(Aim) Repeat every record below exactly as written.

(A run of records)
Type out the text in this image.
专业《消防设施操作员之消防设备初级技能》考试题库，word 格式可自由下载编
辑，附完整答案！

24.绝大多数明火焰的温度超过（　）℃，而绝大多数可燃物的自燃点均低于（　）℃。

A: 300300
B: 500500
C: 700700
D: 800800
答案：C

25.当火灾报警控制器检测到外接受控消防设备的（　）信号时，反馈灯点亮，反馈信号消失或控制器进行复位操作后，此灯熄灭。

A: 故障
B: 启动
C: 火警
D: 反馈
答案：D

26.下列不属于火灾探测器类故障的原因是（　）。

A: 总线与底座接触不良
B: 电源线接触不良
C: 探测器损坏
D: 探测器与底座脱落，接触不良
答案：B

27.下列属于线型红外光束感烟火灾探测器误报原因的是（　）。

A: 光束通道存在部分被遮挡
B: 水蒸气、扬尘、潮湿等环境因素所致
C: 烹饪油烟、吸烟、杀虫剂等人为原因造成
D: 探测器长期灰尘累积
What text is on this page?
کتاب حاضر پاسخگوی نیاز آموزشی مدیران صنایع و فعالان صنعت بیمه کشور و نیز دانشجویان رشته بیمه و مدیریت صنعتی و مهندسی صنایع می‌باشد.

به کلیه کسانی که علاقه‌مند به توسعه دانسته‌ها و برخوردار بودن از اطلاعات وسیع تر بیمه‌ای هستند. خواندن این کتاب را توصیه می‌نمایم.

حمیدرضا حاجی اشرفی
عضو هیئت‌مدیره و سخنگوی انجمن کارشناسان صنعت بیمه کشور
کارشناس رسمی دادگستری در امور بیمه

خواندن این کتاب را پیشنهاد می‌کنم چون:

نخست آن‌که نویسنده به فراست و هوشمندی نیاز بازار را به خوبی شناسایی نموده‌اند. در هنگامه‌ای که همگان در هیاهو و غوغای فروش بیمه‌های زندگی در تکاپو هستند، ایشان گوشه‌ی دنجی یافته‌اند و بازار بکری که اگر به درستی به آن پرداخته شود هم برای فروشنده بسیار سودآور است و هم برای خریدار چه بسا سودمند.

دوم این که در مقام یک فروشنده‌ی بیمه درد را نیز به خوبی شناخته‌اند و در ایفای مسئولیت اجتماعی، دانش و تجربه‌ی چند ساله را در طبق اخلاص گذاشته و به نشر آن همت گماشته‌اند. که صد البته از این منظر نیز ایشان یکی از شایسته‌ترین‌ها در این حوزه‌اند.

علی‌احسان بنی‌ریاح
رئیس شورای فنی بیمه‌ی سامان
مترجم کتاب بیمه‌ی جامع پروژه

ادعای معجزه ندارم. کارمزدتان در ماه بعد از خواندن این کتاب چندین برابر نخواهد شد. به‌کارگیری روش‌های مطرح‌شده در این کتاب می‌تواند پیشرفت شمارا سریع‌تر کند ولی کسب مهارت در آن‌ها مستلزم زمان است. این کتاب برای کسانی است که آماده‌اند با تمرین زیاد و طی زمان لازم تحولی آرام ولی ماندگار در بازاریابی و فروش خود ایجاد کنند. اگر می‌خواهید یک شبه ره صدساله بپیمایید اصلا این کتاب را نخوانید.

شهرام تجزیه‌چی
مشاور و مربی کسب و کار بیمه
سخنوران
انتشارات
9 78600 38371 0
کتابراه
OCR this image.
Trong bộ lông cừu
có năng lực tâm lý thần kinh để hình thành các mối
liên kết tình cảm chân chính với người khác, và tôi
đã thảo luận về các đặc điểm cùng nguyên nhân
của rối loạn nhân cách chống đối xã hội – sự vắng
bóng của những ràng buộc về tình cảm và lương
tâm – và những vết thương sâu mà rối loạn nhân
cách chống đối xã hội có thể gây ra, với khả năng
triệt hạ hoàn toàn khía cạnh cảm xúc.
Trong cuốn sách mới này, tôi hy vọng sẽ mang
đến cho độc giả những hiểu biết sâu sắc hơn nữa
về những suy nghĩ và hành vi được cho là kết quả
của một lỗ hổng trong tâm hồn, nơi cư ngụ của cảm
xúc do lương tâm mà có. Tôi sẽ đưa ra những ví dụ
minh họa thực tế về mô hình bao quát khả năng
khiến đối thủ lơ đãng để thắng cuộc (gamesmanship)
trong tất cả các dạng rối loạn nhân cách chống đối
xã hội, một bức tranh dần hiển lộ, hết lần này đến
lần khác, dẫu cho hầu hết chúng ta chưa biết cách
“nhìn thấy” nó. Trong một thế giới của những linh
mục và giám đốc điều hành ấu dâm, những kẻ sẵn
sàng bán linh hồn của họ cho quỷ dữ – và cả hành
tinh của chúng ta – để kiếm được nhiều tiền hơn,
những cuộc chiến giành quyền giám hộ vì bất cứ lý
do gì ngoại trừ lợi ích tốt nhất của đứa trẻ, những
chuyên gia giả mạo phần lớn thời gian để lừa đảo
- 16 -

(Response to this task)
Type out the text in this image.
专业《消防设施操作员之消防设备初级技能》考试题库，word 格式可自由下载编
辑，附完整答案！

24.绝大多数明火焰的温度超过（　）℃，而绝大多数可燃物的自燃点均低于（　）℃。

A: 300300
B: 500500
C: 700700
D: 800800
答案：C

25.当火灾报警控制器检测到外接受控消防设备的（　）信号时，反馈灯点亮，反馈信号消失或控制器进行复位操作后，此灯熄灭。

A: 故障
B: 启动
C: 火警
D: 反馈
答案：D

26.下列不属于火灾探测器类故障的原因是（　）。

A: 总线与底座接触不良
B: 电源线接触不良
C: 探测器损坏
D: 探测器与底座脱落，接触不良
答案：B

27.下列属于线型红外光束感烟火灾探测器误报原因的是（　）。

A: 光束通道存在部分被遮挡
B: 水蒸气、扬尘、潮湿等环境因素所致
C: 烹饪油烟、吸烟、杀虫剂等人为原因造成
D: 探测器长期灰尘累积
What text is on this page?
کتاب حاضر پاسخگوی نیاز آموزشی مدیران صنایع و فعالان صنعت بیمه کشور و نیز دانشجویان رشته بیمه و مدیریت صنعتی و مهندسی صنایع می‌باشد.

به کلیه کسانی که علاقه‌مند به توسعه دانسته‌ها و برخوردار بودن از اطلاعات وسیع تر بیمه‌ای هستند. خواندن این کتاب را توصیه می‌نمایم.

حمیدرضا حاجی اشرفی
عضو هیئت‌مدیره و سخنگوی انجمن کارشناسان صنعت بیمه کشور
کارشناس رسمی دادگستری در امور بیمه

خواندن این کتاب را پیشنهاد می‌کنم چون:

نخست آن‌که نویسنده به فراست و هوشمندی نیاز بازار را به خوبی شناسایی نموده‌اند. در هنگامه‌ای که همگان در هیاهو و غوغای فروش بیمه‌های زندگی در تکاپو هستند، ایشان گوشه‌ی دنجی یافته‌اند و بازار بکری که اگر به درستی به آن پرداخته شود هم برای فروشنده بسیار سودآور است و هم برای خریدار چه بسا سودمند.

دوم این که در مقام یک فروشنده‌ی بیمه درد را نیز به خوبی شناخته‌اند و در ایفای مسئولیت اجتماعی، دانش و تجربه‌ی چند ساله را در طبق اخلاص گذاشته و به نشر آن همت گماشته‌اند. که صد البته از این منظر نیز ایشان یکی از شایسته‌ترین‌ها در این حوزه‌اند.

علی‌احسان بنی‌ریاح
رئیس شورای فنی بیمه‌ی سامان
مترجم کتاب بیمه‌ی جامع پروژه

ادعای معجزه ندارم. کارمزدتان در ماه بعد از خواندن این کتاب چندین برابر نخواهد شد. به‌کارگیری روش‌های مطرح‌شده در این کتاب می‌تواند پیشرفت شمارا سریع‌تر کند ولی کسب مهارت در آن‌ها مستلزم زمان است. این کتاب برای کسانی است که آماده‌اند با تمرین زیاد و طی زمان لازم تحولی آرام ولی ماندگار در بازاریابی و فروش خود ایجاد کنند. اگر می‌خواهید یک شبه ره صدساله بپیمایید اصلا این کتاب را نخوانید.

شهرام تجزیه‌چی
مشاور و مربی کسب و کار بیمه
سخنوران
انتشارات
9 78600 38371 0
کتابراه
OCR this image.
Trong bộ lông cừu
có năng lực tâm lý thần kinh để hình thành các mối
liên kết tình cảm chân chính với người khác, và tôi
đã thảo luận về các đặc điểm cùng nguyên nhân
của rối loạn nhân cách chống đối xã hội – sự vắng
bóng của những ràng buộc về tình cảm và lương
tâm – và những vết thương sâu mà rối loạn nhân
cách chống đối xã hội có thể gây ra, với khả năng
triệt hạ hoàn toàn khía cạnh cảm xúc.
Trong cuốn sách mới này, tôi hy vọng sẽ mang
đến cho độc giả những hiểu biết sâu sắc hơn nữa
về những suy nghĩ và hành vi được cho là kết quả
của một lỗ hổng trong tâm hồn, nơi cư ngụ của cảm
xúc do lương tâm mà có. Tôi sẽ đưa ra những ví dụ
minh họa thực tế về mô hình bao quát khả năng
khiến đối thủ lơ đãng để thắng cuộc (gamesmanship)
trong tất cả các dạng rối loạn nhân cách chống đối
xã hội, một bức tranh dần hiển lộ, hết lần này đến
lần khác, dẫu cho hầu hết chúng ta chưa biết cách
“nhìn thấy” nó. Trong một thế giới của những linh
mục và giám đốc điều hành ấu dâm, những kẻ sẵn
sàng bán linh hồn của họ cho quỷ dữ – và cả hành
tinh của chúng ta – để kiếm được nhiều tiền hơn,
những cuộc chiến giành quyền giám hộ vì bất cứ lý
do gì ngoại trừ lợi ích tốt nhất của đứa trẻ, những
chuyên gia giả mạo phần lớn thời gian để lừa đảo
- 16 -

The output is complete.